# THE REQUEST:
Can you give every line of the material below as a JSON list of strings, one string per line, leaving out any blank lines?

# RECORD EXCERPTS:

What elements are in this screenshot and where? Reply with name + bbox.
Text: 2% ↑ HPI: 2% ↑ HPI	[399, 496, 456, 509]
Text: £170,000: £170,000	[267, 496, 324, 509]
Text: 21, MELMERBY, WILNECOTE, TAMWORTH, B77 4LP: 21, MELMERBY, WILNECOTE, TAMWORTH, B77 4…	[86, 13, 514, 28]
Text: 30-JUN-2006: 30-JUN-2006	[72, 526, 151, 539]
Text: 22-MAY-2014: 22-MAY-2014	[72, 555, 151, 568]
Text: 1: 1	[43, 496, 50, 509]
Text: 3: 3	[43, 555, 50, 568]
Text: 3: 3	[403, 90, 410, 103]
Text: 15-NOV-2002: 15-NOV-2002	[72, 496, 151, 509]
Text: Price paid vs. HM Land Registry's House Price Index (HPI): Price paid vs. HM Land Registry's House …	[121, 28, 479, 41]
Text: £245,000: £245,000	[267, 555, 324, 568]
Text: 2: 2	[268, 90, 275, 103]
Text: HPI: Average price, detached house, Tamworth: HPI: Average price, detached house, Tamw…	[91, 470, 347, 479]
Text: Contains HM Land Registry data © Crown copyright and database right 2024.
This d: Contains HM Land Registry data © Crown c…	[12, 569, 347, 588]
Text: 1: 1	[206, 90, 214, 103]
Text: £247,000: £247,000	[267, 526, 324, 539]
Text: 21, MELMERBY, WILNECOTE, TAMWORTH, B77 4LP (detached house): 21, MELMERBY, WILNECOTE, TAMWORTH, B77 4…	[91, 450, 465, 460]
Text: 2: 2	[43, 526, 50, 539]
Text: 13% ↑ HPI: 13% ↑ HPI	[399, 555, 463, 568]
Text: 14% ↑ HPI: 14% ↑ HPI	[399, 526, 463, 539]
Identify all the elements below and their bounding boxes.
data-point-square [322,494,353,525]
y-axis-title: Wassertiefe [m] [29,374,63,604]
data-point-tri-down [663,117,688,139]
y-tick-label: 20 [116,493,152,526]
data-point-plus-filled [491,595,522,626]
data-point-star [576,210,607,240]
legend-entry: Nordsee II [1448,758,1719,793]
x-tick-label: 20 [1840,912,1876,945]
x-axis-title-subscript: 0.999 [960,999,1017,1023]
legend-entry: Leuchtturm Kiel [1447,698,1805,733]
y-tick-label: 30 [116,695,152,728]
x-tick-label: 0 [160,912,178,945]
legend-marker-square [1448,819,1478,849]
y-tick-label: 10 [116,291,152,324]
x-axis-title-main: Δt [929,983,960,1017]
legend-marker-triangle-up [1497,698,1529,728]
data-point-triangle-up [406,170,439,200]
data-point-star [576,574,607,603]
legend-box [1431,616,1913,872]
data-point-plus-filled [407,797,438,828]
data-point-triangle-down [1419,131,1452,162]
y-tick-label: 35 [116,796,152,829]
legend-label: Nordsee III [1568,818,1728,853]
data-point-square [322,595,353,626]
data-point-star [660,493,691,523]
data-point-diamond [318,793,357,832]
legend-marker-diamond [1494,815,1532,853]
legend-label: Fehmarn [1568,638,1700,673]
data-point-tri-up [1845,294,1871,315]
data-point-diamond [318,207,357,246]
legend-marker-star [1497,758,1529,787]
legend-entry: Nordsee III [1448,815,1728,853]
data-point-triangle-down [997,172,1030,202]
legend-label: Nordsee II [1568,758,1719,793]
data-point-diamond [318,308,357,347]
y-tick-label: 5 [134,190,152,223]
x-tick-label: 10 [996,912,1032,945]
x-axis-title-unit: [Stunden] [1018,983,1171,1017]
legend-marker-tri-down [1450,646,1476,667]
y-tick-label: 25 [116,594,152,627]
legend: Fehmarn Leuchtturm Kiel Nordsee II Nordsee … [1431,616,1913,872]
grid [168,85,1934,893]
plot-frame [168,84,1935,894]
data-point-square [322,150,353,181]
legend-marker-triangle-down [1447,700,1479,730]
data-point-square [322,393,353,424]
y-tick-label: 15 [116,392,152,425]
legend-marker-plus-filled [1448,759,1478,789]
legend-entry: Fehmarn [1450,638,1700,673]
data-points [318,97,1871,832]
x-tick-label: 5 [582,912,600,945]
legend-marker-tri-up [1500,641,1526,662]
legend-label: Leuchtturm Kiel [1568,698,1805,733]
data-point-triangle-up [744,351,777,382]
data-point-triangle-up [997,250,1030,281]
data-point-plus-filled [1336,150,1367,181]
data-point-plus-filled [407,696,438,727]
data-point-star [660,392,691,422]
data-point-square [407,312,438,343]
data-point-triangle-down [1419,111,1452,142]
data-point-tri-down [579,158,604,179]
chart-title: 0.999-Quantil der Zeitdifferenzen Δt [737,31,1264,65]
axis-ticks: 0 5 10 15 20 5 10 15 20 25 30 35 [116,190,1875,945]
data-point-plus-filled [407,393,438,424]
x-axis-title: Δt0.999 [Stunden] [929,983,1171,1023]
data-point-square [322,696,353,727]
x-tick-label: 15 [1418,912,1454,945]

# FULL SOLUTION:
[
  "What elements are in this screenshot and where? Reply with name + bbox.",
  "Text: 2% ↑ HPI: 2% ↑ HPI\t[399, 496, 456, 509]",
  "Text: £170,000: £170,000\t[267, 496, 324, 509]",
  "Text: 21, MELMERBY, WILNECOTE, TAMWORTH, B77 4LP: 21, MELMERBY, WILNECOTE, TAMWORTH, B77 4…\t[86, 13, 514, 28]",
  "Text: 30-JUN-2006: 30-JUN-2006\t[72, 526, 151, 539]",
  "Text: 22-MAY-2014: 22-MAY-2014\t[72, 555, 151, 568]",
  "Text: 1: 1\t[43, 496, 50, 509]",
  "Text: 3: 3\t[43, 555, 50, 568]",
  "Text: 3: 3\t[403, 90, 410, 103]",
  "Text: 15-NOV-2002: 15-NOV-2002\t[72, 496, 151, 509]",
  "Text: Price paid vs. HM Land Registry's House Price Index (HPI): Price paid vs. HM Land Registry's House …\t[121, 28, 479, 41]",
  "Text: £245,000: £245,000\t[267, 555, 324, 568]",
  "Text: 2: 2\t[268, 90, 275, 103]",
  "Text: HPI: Average price, detached house, Tamworth: HPI: Average price, detached house, Tamw…\t[91, 470, 347, 479]",
  "Text: Contains HM Land Registry data © Crown copyright and database right 2024.",
  "This d: Contains HM Land Registry data © Crown c…\t[12, 569, 347, 588]",
  "Text: 1: 1\t[206, 90, 214, 103]",
  "Text: £247,000: £247,000\t[267, 526, 324, 539]",
  "Text: 21, MELMERBY, WILNECOTE, TAMWORTH, B77 4LP (detached house): 21, MELMERBY, WILNECOTE, TAMWORTH, B77 4…\t[91, 450, 465, 460]",
  "Text: 2: 2\t[43, 526, 50, 539]",
  "Text: 13% ↑ HPI: 13% ↑ HPI\t[399, 555, 463, 568]",
  "Text: 14% ↑ HPI: 14% ↑ HPI\t[399, 526, 463, 539]",
  "Identify all the elements below and their bounding boxes.",
  "data-point-square [322,494,353,525]",
  "y-axis-title: Wassertiefe [m] [29,374,63,604]",
  "data-point-tri-down [663,117,688,139]",
  "y-tick-label: 20 [116,493,152,526]",
  "data-point-plus-filled [491,595,522,626]",
  "data-point-star [576,210,607,240]",
  "legend-entry: Nordsee II [1448,758,1719,793]",
  "x-tick-label: 20 [1840,912,1876,945]",
  "x-axis-title-subscript: 0.999 [960,999,1017,1023]",
  "legend-entry: Leuchtturm Kiel [1447,698,1805,733]",
  "y-tick-label: 30 [116,695,152,728]",
  "x-tick-label: 0 [160,912,178,945]",
  "legend-marker-square [1448,819,1478,849]",
  "y-tick-label: 10 [116,291,152,324]",
  "x-axis-title-main: Δt [929,983,960,1017]",
  "legend-marker-triangle-up [1497,698,1529,728]",
  "data-point-triangle-up [406,170,439,200]",
  "data-point-star [576,574,607,603]",
  "legend-box [1431,616,1913,872]",
  "data-point-plus-filled [407,797,438,828]",
  "data-point-triangle-down [1419,131,1452,162]",
  "y-tick-label: 35 [116,796,152,829]",
  "legend-label: Nordsee III [1568,818,1728,853]",
  "data-point-square [322,595,353,626]",
  "data-point-star [660,493,691,523]",
  "data-point-diamond [318,793,357,832]",
  "legend-marker-diamond [1494,815,1532,853]",
  "legend-label: Fehmarn [1568,638,1700,673]",
  "data-point-tri-up [1845,294,1871,315]",
  "data-point-diamond [318,207,357,246]",
  "legend-marker-star [1497,758,1529,787]",
  "legend-entry: Nordsee III [1448,815,1728,853]",
  "data-point-triangle-down [997,172,1030,202]",
  "legend-label: Nordsee II [1568,758,1719,793]",
  "data-point-diamond [318,308,357,347]",
  "y-tick-label: 5 [134,190,152,223]",
  "x-tick-label: 10 [996,912,1032,945]",
  "x-axis-title-unit: [Stunden] [1018,983,1171,1017]",
  "legend-marker-tri-down [1450,646,1476,667]",
  "y-tick-label: 25 [116,594,152,627]",
  "legend: Fehmarn Leuchtturm Kiel Nordsee II Nordsee … [1431,616,1913,872]",
  "grid [168,85,1934,893]",
  "plot-frame [168,84,1935,894]",
  "data-point-square [322,150,353,181]",
  "legend-marker-triangle-down [1447,700,1479,730]",
  "data-point-square [322,393,353,424]",
  "y-tick-label: 15 [116,392,152,425]",
  "legend-marker-plus-filled [1448,759,1478,789]",
  "legend-entry: Fehmarn [1450,638,1700,673]",
  "data-points [318,97,1871,832]",
  "x-tick-label: 5 [582,912,600,945]",
  "legend-marker-tri-up [1500,641,1526,662]",
  "legend-label: Leuchtturm Kiel [1568,698,1805,733]",
  "data-point-triangle-up [744,351,777,382]",
  "data-point-triangle-up [997,250,1030,281]",
  "data-point-plus-filled [1336,150,1367,181]",
  "data-point-plus-filled [407,696,438,727]",
  "data-point-star [660,392,691,422]",
  "data-point-square [407,312,438,343]",
  "data-point-triangle-down [1419,111,1452,142]",
  "data-point-tri-down [579,158,604,179]",
  "chart-title: 0.999-Quantil der Zeitdifferenzen Δt [737,31,1264,65]",
  "axis-ticks: 0 5 10 15 20 5 10 15 20 25 30 35 [116,190,1875,945]",
  "data-point-plus-filled [407,393,438,424]",
  "x-axis-title: Δt0.999 [Stunden] [929,983,1171,1023]",
  "data-point-square [322,696,353,727]",
  "x-tick-label: 15 [1418,912,1454,945]"
]